◆ Given problem:
Locate each line holding the string "color" and copy it.

==============================

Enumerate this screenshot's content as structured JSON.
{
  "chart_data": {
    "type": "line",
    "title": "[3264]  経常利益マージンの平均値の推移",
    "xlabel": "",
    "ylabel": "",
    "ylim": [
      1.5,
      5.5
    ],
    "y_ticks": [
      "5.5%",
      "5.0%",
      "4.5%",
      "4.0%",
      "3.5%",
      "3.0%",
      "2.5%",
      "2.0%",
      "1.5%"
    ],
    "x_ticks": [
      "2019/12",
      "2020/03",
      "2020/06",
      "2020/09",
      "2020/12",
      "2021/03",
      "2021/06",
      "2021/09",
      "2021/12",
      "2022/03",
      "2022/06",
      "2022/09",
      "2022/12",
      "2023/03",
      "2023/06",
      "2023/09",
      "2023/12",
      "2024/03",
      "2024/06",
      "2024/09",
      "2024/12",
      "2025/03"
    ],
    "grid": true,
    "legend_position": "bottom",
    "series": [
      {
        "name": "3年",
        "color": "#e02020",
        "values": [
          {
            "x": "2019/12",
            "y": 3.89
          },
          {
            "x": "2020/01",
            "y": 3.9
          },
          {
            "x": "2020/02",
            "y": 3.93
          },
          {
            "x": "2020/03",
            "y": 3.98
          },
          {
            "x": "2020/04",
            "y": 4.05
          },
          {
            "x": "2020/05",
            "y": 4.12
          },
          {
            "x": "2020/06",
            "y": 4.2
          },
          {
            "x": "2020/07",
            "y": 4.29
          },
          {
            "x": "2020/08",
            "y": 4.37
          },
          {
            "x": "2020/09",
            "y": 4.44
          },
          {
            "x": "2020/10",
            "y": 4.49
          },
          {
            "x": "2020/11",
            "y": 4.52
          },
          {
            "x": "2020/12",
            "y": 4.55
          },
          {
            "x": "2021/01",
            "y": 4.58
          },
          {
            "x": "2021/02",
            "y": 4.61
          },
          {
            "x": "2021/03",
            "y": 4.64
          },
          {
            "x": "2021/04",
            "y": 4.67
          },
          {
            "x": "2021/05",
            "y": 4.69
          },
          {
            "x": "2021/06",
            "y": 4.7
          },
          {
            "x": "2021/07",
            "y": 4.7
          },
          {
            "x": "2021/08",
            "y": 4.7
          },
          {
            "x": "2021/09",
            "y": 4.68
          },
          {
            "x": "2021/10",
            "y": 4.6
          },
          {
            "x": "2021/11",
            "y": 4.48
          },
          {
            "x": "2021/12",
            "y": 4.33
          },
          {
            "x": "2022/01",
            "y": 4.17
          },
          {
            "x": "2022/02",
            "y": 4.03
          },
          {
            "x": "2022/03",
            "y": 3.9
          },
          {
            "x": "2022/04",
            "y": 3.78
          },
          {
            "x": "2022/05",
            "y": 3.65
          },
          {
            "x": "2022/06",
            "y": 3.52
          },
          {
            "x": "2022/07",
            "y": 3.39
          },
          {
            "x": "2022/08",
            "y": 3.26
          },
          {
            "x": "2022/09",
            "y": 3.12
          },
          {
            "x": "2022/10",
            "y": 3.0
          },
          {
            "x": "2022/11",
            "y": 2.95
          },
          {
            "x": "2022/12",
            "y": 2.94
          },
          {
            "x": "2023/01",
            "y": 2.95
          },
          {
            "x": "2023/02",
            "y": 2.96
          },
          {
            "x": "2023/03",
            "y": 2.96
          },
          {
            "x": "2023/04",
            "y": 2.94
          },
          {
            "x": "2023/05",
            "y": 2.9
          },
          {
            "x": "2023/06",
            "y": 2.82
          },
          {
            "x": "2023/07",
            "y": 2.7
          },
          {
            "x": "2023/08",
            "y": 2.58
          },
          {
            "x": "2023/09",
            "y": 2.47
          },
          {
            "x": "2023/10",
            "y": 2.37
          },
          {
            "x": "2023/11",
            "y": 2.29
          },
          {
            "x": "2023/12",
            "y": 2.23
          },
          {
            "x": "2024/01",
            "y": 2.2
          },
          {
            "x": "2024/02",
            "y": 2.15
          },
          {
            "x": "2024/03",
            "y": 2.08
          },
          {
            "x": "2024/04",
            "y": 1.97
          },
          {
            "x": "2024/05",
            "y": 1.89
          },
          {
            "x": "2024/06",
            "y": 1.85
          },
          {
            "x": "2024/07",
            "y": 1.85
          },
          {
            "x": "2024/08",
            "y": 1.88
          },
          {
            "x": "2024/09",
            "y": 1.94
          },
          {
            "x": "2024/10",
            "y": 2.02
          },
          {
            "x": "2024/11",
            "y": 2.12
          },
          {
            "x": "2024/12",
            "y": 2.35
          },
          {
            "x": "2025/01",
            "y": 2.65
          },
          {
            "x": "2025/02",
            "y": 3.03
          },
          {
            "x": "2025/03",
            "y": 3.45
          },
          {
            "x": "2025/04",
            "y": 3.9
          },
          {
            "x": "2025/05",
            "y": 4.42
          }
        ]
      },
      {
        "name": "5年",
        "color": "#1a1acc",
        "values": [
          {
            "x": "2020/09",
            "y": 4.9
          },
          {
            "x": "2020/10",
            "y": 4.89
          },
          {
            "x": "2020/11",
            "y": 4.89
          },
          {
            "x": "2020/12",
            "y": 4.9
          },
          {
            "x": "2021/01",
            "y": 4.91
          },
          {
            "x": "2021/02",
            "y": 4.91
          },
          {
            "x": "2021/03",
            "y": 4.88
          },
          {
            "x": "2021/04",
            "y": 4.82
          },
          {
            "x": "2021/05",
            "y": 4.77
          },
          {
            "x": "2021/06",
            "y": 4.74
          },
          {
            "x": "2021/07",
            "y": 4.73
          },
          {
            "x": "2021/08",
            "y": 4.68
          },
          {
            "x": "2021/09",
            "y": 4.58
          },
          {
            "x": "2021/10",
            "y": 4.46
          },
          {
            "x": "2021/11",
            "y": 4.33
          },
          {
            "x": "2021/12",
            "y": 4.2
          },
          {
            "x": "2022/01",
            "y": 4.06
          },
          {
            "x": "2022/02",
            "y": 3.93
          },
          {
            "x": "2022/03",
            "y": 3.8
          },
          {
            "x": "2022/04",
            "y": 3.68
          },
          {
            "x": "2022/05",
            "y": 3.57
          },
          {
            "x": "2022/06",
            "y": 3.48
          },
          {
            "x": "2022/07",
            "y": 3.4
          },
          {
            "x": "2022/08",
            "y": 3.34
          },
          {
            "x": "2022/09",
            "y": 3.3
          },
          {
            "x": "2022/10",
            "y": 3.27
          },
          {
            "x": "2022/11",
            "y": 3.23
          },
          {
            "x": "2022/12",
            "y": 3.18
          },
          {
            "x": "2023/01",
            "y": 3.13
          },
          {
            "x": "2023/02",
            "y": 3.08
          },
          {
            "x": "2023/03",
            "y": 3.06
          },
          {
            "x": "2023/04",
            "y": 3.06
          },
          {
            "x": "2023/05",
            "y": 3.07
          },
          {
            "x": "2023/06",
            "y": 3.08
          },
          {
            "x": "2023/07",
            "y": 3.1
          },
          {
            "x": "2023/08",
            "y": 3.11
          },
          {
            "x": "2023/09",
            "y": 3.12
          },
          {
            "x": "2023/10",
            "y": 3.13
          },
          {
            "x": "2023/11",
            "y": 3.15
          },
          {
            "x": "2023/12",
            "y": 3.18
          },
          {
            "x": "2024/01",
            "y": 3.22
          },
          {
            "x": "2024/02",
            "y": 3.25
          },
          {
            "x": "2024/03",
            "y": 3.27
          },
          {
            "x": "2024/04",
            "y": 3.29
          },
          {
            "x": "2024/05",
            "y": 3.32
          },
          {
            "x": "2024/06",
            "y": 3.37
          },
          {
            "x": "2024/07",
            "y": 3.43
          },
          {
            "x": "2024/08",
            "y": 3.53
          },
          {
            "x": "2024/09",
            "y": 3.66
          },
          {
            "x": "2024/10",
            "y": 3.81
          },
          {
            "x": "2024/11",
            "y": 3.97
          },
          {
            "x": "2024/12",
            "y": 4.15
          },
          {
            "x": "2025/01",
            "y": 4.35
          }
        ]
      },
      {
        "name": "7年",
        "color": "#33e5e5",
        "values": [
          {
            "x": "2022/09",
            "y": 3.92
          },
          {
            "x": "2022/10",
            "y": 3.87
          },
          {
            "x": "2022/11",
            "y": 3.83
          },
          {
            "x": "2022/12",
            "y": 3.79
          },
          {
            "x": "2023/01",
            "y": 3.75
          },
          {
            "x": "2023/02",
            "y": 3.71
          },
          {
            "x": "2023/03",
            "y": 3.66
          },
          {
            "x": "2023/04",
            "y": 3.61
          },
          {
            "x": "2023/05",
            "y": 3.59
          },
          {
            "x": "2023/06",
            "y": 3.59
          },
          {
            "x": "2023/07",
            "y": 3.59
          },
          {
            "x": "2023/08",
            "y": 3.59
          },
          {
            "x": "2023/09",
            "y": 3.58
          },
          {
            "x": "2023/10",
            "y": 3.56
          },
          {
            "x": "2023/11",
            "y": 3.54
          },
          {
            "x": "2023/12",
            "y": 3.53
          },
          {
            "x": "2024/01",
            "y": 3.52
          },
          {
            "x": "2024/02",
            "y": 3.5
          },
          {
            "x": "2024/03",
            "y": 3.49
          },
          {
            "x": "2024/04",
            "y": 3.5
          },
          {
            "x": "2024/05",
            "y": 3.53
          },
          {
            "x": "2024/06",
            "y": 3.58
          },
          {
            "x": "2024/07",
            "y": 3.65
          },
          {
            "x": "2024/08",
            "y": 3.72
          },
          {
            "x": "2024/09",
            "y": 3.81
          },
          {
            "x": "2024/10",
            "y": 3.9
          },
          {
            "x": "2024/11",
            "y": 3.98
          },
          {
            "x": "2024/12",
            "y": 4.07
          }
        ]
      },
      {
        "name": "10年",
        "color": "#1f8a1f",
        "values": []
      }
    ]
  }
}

==============================

◆ Result:
        "color": "#e02020",
        "color": "#1a1acc",
        "color": "#33e5e5",
        "color": "#1f8a1f",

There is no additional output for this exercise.